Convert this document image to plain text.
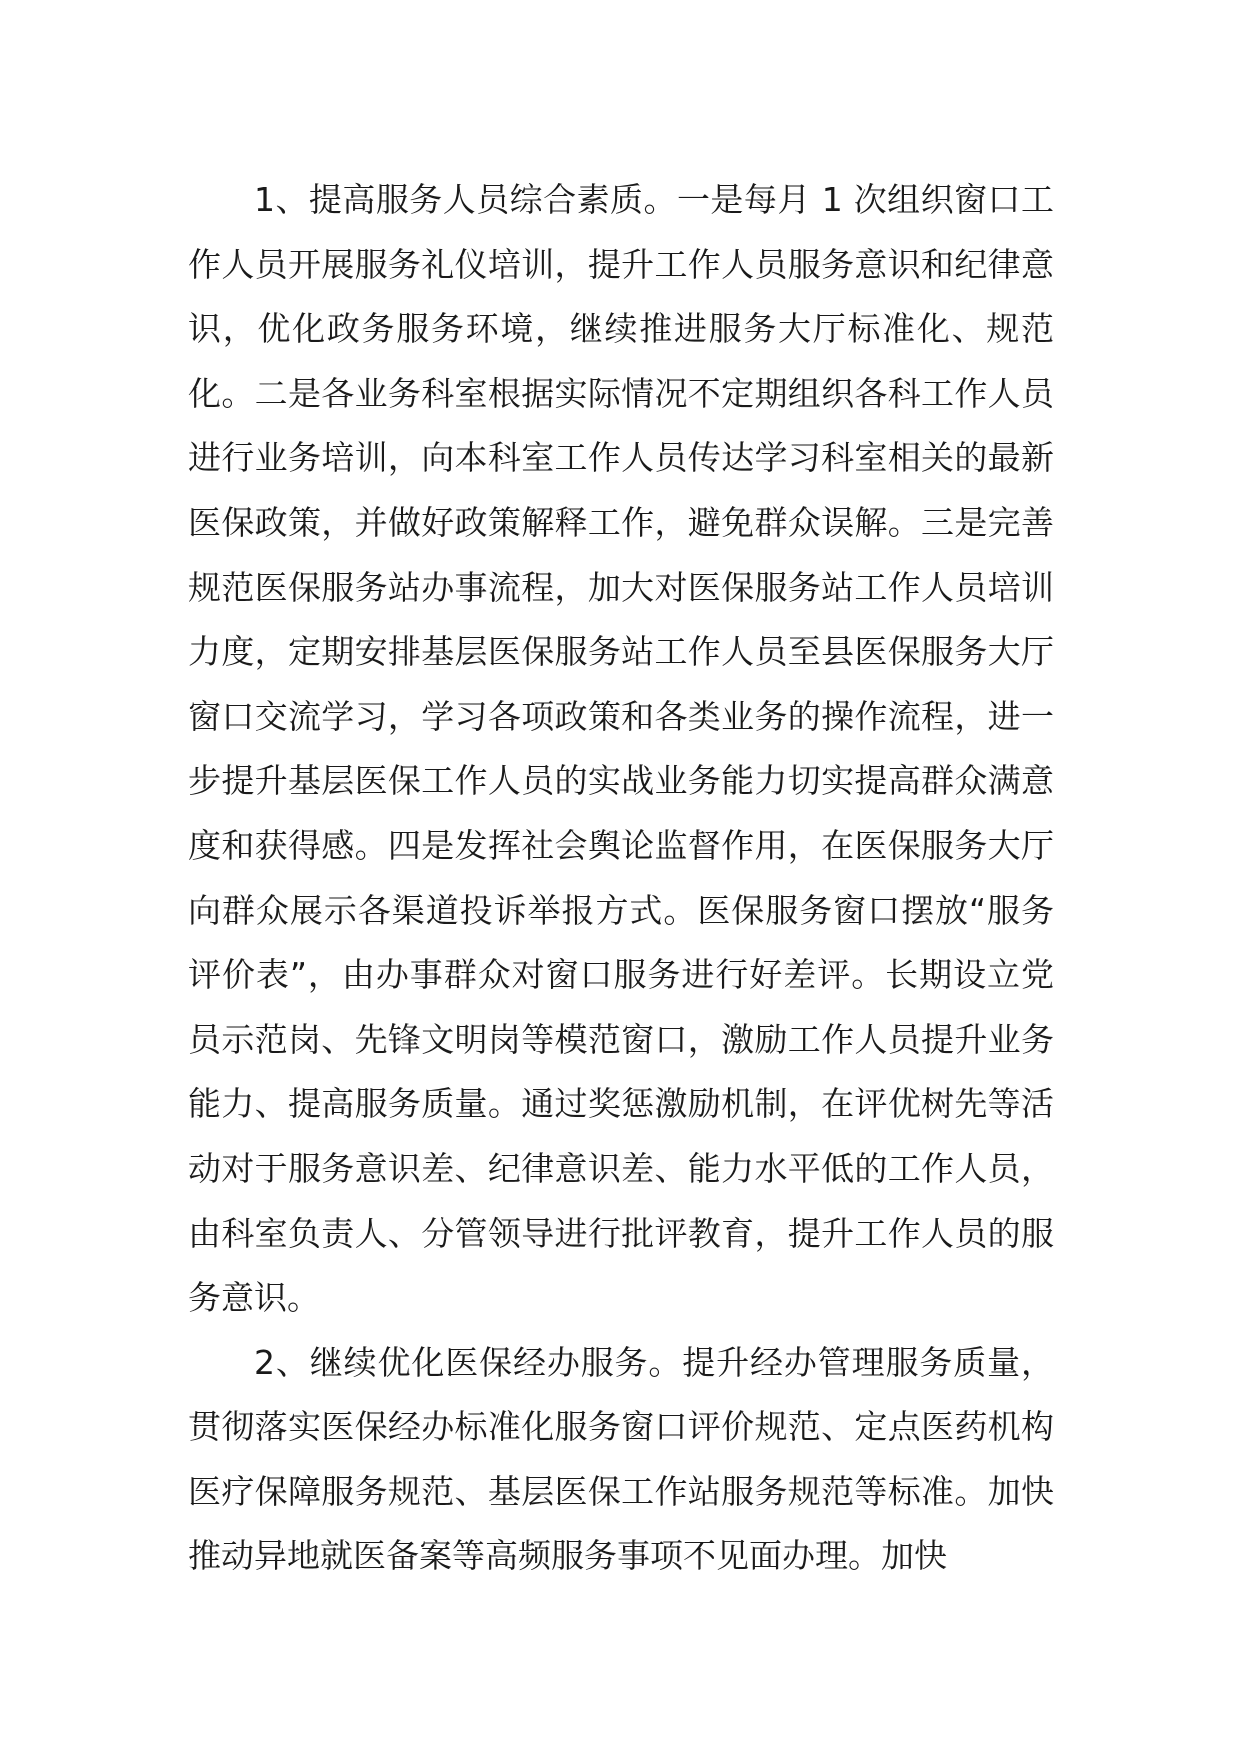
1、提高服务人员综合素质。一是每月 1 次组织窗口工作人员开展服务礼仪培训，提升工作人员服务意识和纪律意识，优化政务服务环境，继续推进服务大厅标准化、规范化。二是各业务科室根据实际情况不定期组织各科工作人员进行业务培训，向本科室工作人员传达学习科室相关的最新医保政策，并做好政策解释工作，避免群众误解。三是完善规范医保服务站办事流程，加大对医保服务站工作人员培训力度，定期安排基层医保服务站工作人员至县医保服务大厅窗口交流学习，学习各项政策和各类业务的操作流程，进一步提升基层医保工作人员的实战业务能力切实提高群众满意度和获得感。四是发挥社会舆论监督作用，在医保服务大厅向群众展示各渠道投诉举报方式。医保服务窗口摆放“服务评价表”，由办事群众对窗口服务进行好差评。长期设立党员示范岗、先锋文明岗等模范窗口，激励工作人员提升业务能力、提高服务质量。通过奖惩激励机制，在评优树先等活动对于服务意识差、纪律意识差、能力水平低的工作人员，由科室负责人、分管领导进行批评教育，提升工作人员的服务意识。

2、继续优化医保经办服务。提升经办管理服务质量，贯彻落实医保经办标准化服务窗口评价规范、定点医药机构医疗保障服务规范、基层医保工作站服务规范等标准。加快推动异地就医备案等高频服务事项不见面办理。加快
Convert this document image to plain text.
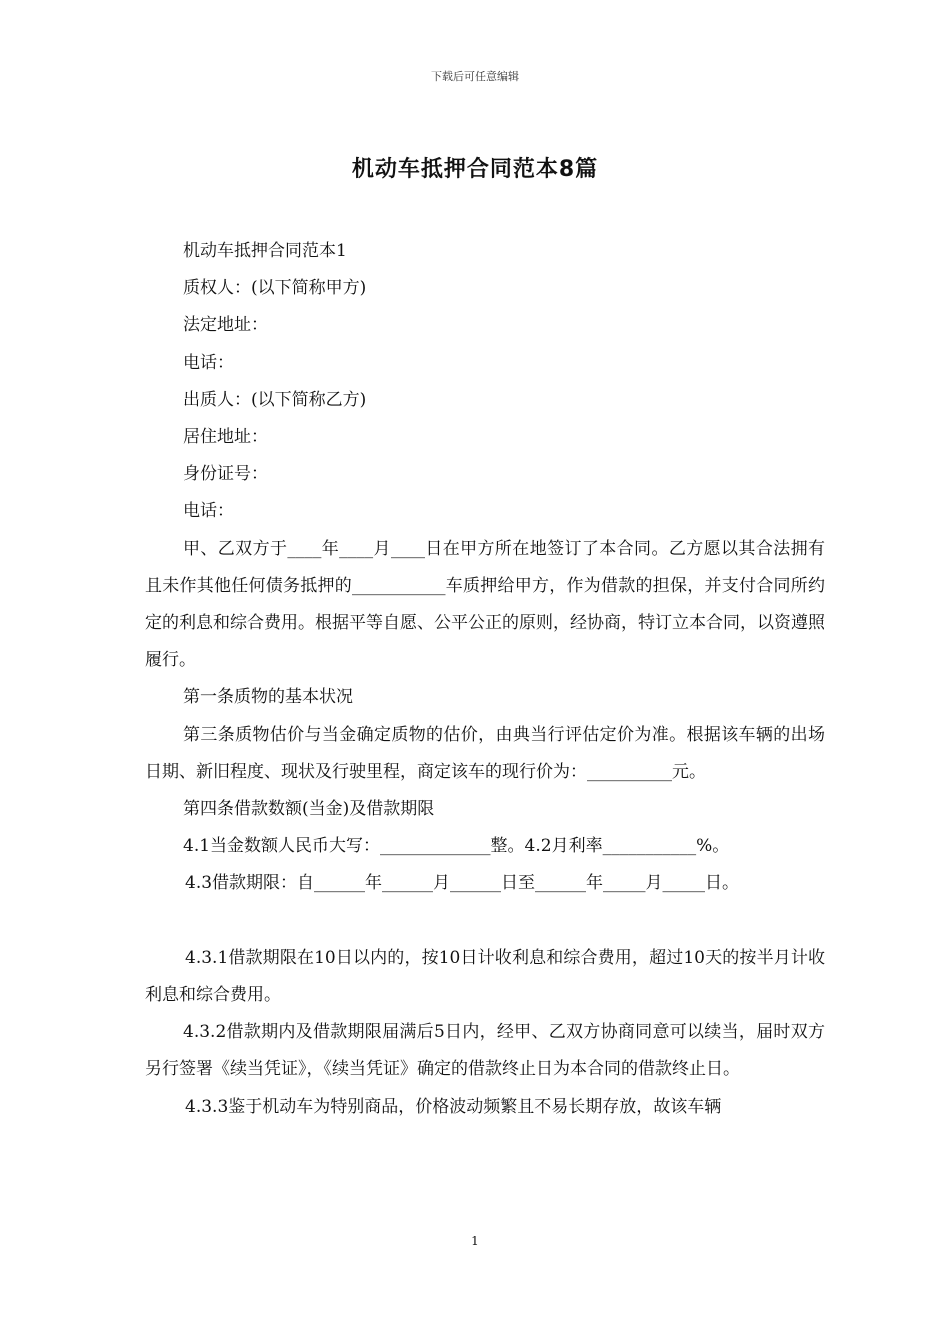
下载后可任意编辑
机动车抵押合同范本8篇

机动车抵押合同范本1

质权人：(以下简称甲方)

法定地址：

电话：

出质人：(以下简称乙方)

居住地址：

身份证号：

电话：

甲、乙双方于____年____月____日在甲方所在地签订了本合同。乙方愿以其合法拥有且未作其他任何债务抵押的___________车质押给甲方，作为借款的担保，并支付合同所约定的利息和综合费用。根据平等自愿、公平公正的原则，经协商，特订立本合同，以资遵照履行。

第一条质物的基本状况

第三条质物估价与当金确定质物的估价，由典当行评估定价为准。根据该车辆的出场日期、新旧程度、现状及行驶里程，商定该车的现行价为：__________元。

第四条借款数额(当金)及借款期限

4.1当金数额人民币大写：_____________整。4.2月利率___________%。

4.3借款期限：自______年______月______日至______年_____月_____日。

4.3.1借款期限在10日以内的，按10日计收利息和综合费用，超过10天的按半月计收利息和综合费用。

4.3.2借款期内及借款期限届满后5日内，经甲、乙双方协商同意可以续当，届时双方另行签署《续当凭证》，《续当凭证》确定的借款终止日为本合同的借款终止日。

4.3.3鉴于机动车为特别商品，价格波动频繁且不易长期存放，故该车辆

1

_ _ _ _

Omit pictures; set down the rest of the material word for word.

### THE REPLY
Convert this document image to plain text.
1、提高服务人员综合素质。一是每月 1 次组织窗口工作人员开展服务礼仪培训，提升工作人员服务意识和纪律意识，优化政务服务环境，继续推进服务大厅标准化、规范化。二是各业务科室根据实际情况不定期组织各科工作人员进行业务培训，向本科室工作人员传达学习科室相关的最新医保政策，并做好政策解释工作，避免群众误解。三是完善规范医保服务站办事流程，加大对医保服务站工作人员培训力度，定期安排基层医保服务站工作人员至县医保服务大厅窗口交流学习，学习各项政策和各类业务的操作流程，进一步提升基层医保工作人员的实战业务能力切实提高群众满意度和获得感。四是发挥社会舆论监督作用，在医保服务大厅向群众展示各渠道投诉举报方式。医保服务窗口摆放“服务评价表”，由办事群众对窗口服务进行好差评。长期设立党员示范岗、先锋文明岗等模范窗口，激励工作人员提升业务能力、提高服务质量。通过奖惩激励机制，在评优树先等活动对于服务意识差、纪律意识差、能力水平低的工作人员，由科室负责人、分管领导进行批评教育，提升工作人员的服务意识。

2、继续优化医保经办服务。提升经办管理服务质量，贯彻落实医保经办标准化服务窗口评价规范、定点医药机构医疗保障服务规范、基层医保工作站服务规范等标准。加快推动异地就医备案等高频服务事项不见面办理。加快
Convert this document image to plain text.
下载后可任意编辑
机动车抵押合同范本8篇

机动车抵押合同范本1

质权人：(以下简称甲方)

法定地址：

电话：

出质人：(以下简称乙方)

居住地址：

身份证号：

电话：

甲、乙双方于____年____月____日在甲方所在地签订了本合同。乙方愿以其合法拥有且未作其他任何债务抵押的___________车质押给甲方，作为借款的担保，并支付合同所约定的利息和综合费用。根据平等自愿、公平公正的原则，经协商，特订立本合同，以资遵照履行。

第一条质物的基本状况

第三条质物估价与当金确定质物的估价，由典当行评估定价为准。根据该车辆的出场日期、新旧程度、现状及行驶里程，商定该车的现行价为：__________元。

第四条借款数额(当金)及借款期限

4.1当金数额人民币大写：_____________整。4.2月利率___________%。

4.3借款期限：自______年______月______日至______年_____月_____日。

4.3.1借款期限在10日以内的，按10日计收利息和综合费用，超过10天的按半月计收利息和综合费用。

4.3.2借款期内及借款期限届满后5日内，经甲、乙双方协商同意可以续当，届时双方另行签署《续当凭证》，《续当凭证》确定的借款终止日为本合同的借款终止日。

4.3.3鉴于机动车为特别商品，价格波动频繁且不易长期存放，故该车辆

1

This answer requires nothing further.